OBJECTIVE: Copy each line exactly. Leave nothing out.

RECORD EXTRACTS:
────────────────
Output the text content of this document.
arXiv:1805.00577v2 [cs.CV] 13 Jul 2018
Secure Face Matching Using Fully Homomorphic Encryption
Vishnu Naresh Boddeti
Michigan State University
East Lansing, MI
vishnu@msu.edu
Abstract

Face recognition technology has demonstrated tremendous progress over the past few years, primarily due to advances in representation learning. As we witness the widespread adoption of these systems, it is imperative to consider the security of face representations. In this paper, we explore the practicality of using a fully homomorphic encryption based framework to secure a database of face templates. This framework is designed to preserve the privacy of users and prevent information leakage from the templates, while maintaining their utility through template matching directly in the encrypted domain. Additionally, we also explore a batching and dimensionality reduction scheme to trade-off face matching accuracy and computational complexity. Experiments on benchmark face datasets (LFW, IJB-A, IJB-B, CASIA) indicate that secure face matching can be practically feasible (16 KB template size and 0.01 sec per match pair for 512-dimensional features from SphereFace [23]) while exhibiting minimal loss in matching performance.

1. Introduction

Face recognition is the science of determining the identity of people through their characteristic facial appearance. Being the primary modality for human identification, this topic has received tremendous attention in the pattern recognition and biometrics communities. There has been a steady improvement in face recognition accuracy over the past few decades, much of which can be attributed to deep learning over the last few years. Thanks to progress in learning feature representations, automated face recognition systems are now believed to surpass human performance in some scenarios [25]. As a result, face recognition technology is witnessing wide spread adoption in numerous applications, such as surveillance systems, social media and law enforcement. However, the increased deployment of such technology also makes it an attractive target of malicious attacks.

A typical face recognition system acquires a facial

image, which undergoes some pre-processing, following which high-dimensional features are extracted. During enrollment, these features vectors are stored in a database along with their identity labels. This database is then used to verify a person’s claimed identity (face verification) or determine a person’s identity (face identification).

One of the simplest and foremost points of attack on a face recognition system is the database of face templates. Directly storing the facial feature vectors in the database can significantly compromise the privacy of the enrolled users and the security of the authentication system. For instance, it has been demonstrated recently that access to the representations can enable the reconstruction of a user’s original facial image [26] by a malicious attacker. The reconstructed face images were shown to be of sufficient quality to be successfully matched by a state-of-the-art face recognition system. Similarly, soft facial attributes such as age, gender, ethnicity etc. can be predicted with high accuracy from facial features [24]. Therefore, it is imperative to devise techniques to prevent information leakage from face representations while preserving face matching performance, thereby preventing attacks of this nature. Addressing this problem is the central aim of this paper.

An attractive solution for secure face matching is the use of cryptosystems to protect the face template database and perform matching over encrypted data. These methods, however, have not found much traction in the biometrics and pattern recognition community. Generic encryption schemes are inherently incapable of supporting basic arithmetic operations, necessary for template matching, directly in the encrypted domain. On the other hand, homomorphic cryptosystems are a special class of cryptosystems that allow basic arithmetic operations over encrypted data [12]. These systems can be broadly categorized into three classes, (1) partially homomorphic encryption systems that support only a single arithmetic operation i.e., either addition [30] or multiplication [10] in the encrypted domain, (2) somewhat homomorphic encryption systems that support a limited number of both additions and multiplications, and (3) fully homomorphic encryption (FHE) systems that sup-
────────────────
EXERCISE RESPONSE:
Output the text content of this document.
arXiv:1805.00577v2 [cs.CV] 13 Jul 2018
Secure Face Matching Using Fully Homomorphic Encryption
Vishnu Naresh Boddeti
Michigan State University
East Lansing, MI
vishnu@msu.edu
Abstract

Face recognition technology has demonstrated tremendous progress over the past few years, primarily due to advances in representation learning. As we witness the widespread adoption of these systems, it is imperative to consider the security of face representations. In this paper, we explore the practicality of using a fully homomorphic encryption based framework to secure a database of face templates. This framework is designed to preserve the privacy of users and prevent information leakage from the templates, while maintaining their utility through template matching directly in the encrypted domain. Additionally, we also explore a batching and dimensionality reduction scheme to trade-off face matching accuracy and computational complexity. Experiments on benchmark face datasets (LFW, IJB-A, IJB-B, CASIA) indicate that secure face matching can be practically feasible (16 KB template size and 0.01 sec per match pair for 512-dimensional features from SphereFace [23]) while exhibiting minimal loss in matching performance.

1. Introduction

Face recognition is the science of determining the identity of people through their characteristic facial appearance. Being the primary modality for human identification, this topic has received tremendous attention in the pattern recognition and biometrics communities. There has been a steady improvement in face recognition accuracy over the past few decades, much of which can be attributed to deep learning over the last few years. Thanks to progress in learning feature representations, automated face recognition systems are now believed to surpass human performance in some scenarios [25]. As a result, face recognition technology is witnessing wide spread adoption in numerous applications, such as surveillance systems, social media and law enforcement. However, the increased deployment of such technology also makes it an attractive target of malicious attacks.

A typical face recognition system acquires a facial

image, which undergoes some pre-processing, following which high-dimensional features are extracted. During enrollment, these features vectors are stored in a database along with their identity labels. This database is then used to verify a person’s claimed identity (face verification) or determine a person’s identity (face identification).

One of the simplest and foremost points of attack on a face recognition system is the database of face templates. Directly storing the facial feature vectors in the database can significantly compromise the privacy of the enrolled users and the security of the authentication system. For instance, it has been demonstrated recently that access to the representations can enable the reconstruction of a user’s original facial image [26] by a malicious attacker. The reconstructed face images were shown to be of sufficient quality to be successfully matched by a state-of-the-art face recognition system. Similarly, soft facial attributes such as age, gender, ethnicity etc. can be predicted with high accuracy from facial features [24]. Therefore, it is imperative to devise techniques to prevent information leakage from face representations while preserving face matching performance, thereby preventing attacks of this nature. Addressing this problem is the central aim of this paper.

An attractive solution for secure face matching is the use of cryptosystems to protect the face template database and perform matching over encrypted data. These methods, however, have not found much traction in the biometrics and pattern recognition community. Generic encryption schemes are inherently incapable of supporting basic arithmetic operations, necessary for template matching, directly in the encrypted domain. On the other hand, homomorphic cryptosystems are a special class of cryptosystems that allow basic arithmetic operations over encrypted data [12]. These systems can be broadly categorized into three classes, (1) partially homomorphic encryption systems that support only a single arithmetic operation i.e., either addition [30] or multiplication [10] in the encrypted domain, (2) somewhat homomorphic encryption systems that support a limited number of both additions and multiplications, and (3) fully homomorphic encryption (FHE) systems that sup-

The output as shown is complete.